Pictures in the data below are not part of the copy; transcribe everything else exactly.

>> START Supplied data

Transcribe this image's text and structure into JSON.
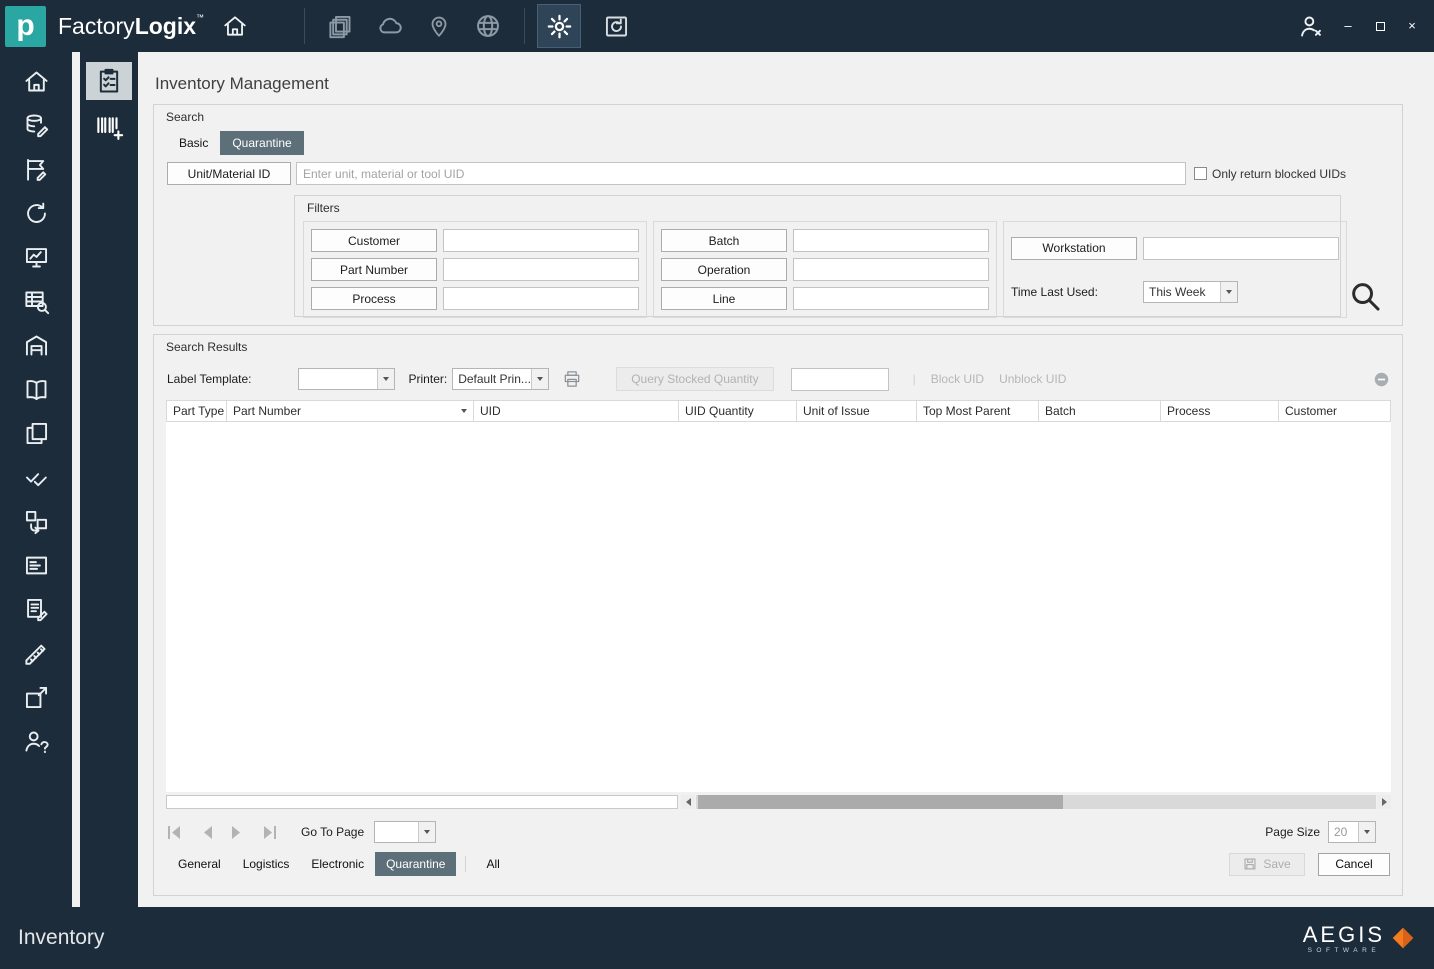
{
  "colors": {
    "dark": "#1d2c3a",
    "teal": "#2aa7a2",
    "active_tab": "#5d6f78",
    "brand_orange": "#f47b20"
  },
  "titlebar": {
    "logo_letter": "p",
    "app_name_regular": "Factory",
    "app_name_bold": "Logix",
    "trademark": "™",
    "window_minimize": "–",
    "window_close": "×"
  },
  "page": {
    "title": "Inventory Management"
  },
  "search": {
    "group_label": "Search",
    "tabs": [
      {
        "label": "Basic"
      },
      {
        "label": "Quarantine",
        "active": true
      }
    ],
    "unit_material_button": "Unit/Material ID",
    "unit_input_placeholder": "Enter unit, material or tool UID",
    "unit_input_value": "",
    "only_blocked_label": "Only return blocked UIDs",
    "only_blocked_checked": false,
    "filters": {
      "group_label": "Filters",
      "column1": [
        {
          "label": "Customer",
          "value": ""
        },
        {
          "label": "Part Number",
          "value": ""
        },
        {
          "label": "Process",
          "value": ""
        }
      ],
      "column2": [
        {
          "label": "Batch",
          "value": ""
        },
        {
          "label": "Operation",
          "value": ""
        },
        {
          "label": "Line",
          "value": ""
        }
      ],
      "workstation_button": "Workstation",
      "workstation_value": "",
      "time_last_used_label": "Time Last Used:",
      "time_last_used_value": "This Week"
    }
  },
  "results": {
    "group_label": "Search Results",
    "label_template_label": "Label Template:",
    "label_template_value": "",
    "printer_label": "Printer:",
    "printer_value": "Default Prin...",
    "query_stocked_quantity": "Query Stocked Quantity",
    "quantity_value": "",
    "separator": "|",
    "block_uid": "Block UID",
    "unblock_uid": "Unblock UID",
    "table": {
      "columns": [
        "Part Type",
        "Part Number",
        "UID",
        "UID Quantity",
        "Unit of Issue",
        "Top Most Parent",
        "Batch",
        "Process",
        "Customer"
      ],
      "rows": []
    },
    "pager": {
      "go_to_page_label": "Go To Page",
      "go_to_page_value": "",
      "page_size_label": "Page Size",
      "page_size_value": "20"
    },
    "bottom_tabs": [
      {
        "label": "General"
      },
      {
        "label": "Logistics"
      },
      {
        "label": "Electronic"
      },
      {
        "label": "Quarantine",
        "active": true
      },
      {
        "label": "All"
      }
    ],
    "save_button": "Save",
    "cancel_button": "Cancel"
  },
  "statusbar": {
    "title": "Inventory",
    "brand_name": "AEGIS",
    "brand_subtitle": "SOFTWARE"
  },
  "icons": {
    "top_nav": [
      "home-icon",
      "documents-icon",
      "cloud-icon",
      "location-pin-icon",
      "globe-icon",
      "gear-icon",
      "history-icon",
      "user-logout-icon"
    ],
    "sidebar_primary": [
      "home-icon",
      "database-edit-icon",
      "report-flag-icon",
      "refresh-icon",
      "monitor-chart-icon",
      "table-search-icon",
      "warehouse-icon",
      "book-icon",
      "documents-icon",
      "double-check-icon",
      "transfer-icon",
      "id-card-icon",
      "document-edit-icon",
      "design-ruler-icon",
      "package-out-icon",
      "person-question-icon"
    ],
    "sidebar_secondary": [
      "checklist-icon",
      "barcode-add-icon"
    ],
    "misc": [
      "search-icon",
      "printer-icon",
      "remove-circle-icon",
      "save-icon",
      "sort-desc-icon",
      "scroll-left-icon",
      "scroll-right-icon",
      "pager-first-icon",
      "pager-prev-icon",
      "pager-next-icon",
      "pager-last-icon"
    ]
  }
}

>> END Supplied data

■ Result of the task
Transcribe this image's text and structure into JSON.
{
  "colors": {
    "dark": "#1d2c3a",
    "teal": "#2aa7a2",
    "active_tab": "#5d6f78",
    "brand_orange": "#f47b20"
  },
  "titlebar": {
    "logo_letter": "p",
    "app_name_regular": "Factory",
    "app_name_bold": "Logix",
    "trademark": "™",
    "window_minimize": "–",
    "window_close": "×"
  },
  "page": {
    "title": "Inventory Management"
  },
  "search": {
    "group_label": "Search",
    "tabs": [
      {
        "label": "Basic"
      },
      {
        "label": "Quarantine",
        "active": true
      }
    ],
    "unit_material_button": "Unit/Material ID",
    "unit_input_placeholder": "Enter unit, material or tool UID",
    "unit_input_value": "",
    "only_blocked_label": "Only return blocked UIDs",
    "only_blocked_checked": false,
    "filters": {
      "group_label": "Filters",
      "column1": [
        {
          "label": "Customer",
          "value": ""
        },
        {
          "label": "Part Number",
          "value": ""
        },
        {
          "label": "Process",
          "value": ""
        }
      ],
      "column2": [
        {
          "label": "Batch",
          "value": ""
        },
        {
          "label": "Operation",
          "value": ""
        },
        {
          "label": "Line",
          "value": ""
        }
      ],
      "workstation_button": "Workstation",
      "workstation_value": "",
      "time_last_used_label": "Time Last Used:",
      "time_last_used_value": "This Week"
    }
  },
  "results": {
    "group_label": "Search Results",
    "label_template_label": "Label Template:",
    "label_template_value": "",
    "printer_label": "Printer:",
    "printer_value": "Default Prin...",
    "query_stocked_quantity": "Query Stocked Quantity",
    "quantity_value": "",
    "separator": "|",
    "block_uid": "Block UID",
    "unblock_uid": "Unblock UID",
    "table": {
      "columns": [
        "Part Type",
        "Part Number",
        "UID",
        "UID Quantity",
        "Unit of Issue",
        "Top Most Parent",
        "Batch",
        "Process",
        "Customer"
      ],
      "rows": []
    },
    "pager": {
      "go_to_page_label": "Go To Page",
      "go_to_page_value": "",
      "page_size_label": "Page Size",
      "page_size_value": "20"
    },
    "bottom_tabs": [
      {
        "label": "General"
      },
      {
        "label": "Logistics"
      },
      {
        "label": "Electronic"
      },
      {
        "label": "Quarantine",
        "active": true
      },
      {
        "label": "All"
      }
    ],
    "save_button": "Save",
    "cancel_button": "Cancel"
  },
  "statusbar": {
    "title": "Inventory",
    "brand_name": "AEGIS",
    "brand_subtitle": "SOFTWARE"
  },
  "icons": {
    "top_nav": [
      "home-icon",
      "documents-icon",
      "cloud-icon",
      "location-pin-icon",
      "globe-icon",
      "gear-icon",
      "history-icon",
      "user-logout-icon"
    ],
    "sidebar_primary": [
      "home-icon",
      "database-edit-icon",
      "report-flag-icon",
      "refresh-icon",
      "monitor-chart-icon",
      "table-search-icon",
      "warehouse-icon",
      "book-icon",
      "documents-icon",
      "double-check-icon",
      "transfer-icon",
      "id-card-icon",
      "document-edit-icon",
      "design-ruler-icon",
      "package-out-icon",
      "person-question-icon"
    ],
    "sidebar_secondary": [
      "checklist-icon",
      "barcode-add-icon"
    ],
    "misc": [
      "search-icon",
      "printer-icon",
      "remove-circle-icon",
      "save-icon",
      "sort-desc-icon",
      "scroll-left-icon",
      "scroll-right-icon",
      "pager-first-icon",
      "pager-prev-icon",
      "pager-next-icon",
      "pager-last-icon"
    ]
  }
}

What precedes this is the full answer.